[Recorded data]
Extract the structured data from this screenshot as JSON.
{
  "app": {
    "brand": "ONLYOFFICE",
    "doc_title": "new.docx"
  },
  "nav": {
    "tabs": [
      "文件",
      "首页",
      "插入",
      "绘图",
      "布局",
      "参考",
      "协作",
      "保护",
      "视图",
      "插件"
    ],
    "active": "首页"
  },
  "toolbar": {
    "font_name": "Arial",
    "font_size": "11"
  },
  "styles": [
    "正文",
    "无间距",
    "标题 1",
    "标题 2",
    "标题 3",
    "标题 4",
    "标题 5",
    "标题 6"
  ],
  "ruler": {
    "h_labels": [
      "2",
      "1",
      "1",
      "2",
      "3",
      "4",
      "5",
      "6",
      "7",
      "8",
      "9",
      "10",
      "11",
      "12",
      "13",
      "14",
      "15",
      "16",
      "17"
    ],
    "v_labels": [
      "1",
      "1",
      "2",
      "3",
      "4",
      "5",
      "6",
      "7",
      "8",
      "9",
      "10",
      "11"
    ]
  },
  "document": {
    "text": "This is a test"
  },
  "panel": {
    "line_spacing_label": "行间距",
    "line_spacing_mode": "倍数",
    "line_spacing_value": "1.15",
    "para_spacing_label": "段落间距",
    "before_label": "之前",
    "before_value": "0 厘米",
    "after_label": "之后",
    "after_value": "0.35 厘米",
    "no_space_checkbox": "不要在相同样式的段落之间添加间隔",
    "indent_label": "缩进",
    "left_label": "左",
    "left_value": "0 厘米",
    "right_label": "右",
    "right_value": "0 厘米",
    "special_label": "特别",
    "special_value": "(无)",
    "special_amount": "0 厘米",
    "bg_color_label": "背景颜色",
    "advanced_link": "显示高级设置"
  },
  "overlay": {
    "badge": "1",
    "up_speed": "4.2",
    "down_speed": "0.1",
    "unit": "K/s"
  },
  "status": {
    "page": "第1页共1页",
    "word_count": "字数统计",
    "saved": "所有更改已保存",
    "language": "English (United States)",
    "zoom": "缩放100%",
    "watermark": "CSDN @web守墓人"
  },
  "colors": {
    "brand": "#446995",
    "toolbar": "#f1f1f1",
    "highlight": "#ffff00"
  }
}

### Written instruction
Output the records exactly, including every line.

### Exercise solution
Extract the structured data from this screenshot as JSON.
{
  "app": {
    "brand": "ONLYOFFICE",
    "doc_title": "new.docx"
  },
  "nav": {
    "tabs": [
      "文件",
      "首页",
      "插入",
      "绘图",
      "布局",
      "参考",
      "协作",
      "保护",
      "视图",
      "插件"
    ],
    "active": "首页"
  },
  "toolbar": {
    "font_name": "Arial",
    "font_size": "11"
  },
  "styles": [
    "正文",
    "无间距",
    "标题 1",
    "标题 2",
    "标题 3",
    "标题 4",
    "标题 5",
    "标题 6"
  ],
  "ruler": {
    "h_labels": [
      "2",
      "1",
      "1",
      "2",
      "3",
      "4",
      "5",
      "6",
      "7",
      "8",
      "9",
      "10",
      "11",
      "12",
      "13",
      "14",
      "15",
      "16",
      "17"
    ],
    "v_labels": [
      "1",
      "1",
      "2",
      "3",
      "4",
      "5",
      "6",
      "7",
      "8",
      "9",
      "10",
      "11"
    ]
  },
  "document": {
    "text": "This is a test"
  },
  "panel": {
    "line_spacing_label": "行间距",
    "line_spacing_mode": "倍数",
    "line_spacing_value": "1.15",
    "para_spacing_label": "段落间距",
    "before_label": "之前",
    "before_value": "0 厘米",
    "after_label": "之后",
    "after_value": "0.35 厘米",
    "no_space_checkbox": "不要在相同样式的段落之间添加间隔",
    "indent_label": "缩进",
    "left_label": "左",
    "left_value": "0 厘米",
    "right_label": "右",
    "right_value": "0 厘米",
    "special_label": "特别",
    "special_value": "(无)",
    "special_amount": "0 厘米",
    "bg_color_label": "背景颜色",
    "advanced_link": "显示高级设置"
  },
  "overlay": {
    "badge": "1",
    "up_speed": "4.2",
    "down_speed": "0.1",
    "unit": "K/s"
  },
  "status": {
    "page": "第1页共1页",
    "word_count": "字数统计",
    "saved": "所有更改已保存",
    "language": "English (United States)",
    "zoom": "缩放100%",
    "watermark": "CSDN @web守墓人"
  },
  "colors": {
    "brand": "#446995",
    "toolbar": "#f1f1f1",
    "highlight": "#ffff00"
  }
}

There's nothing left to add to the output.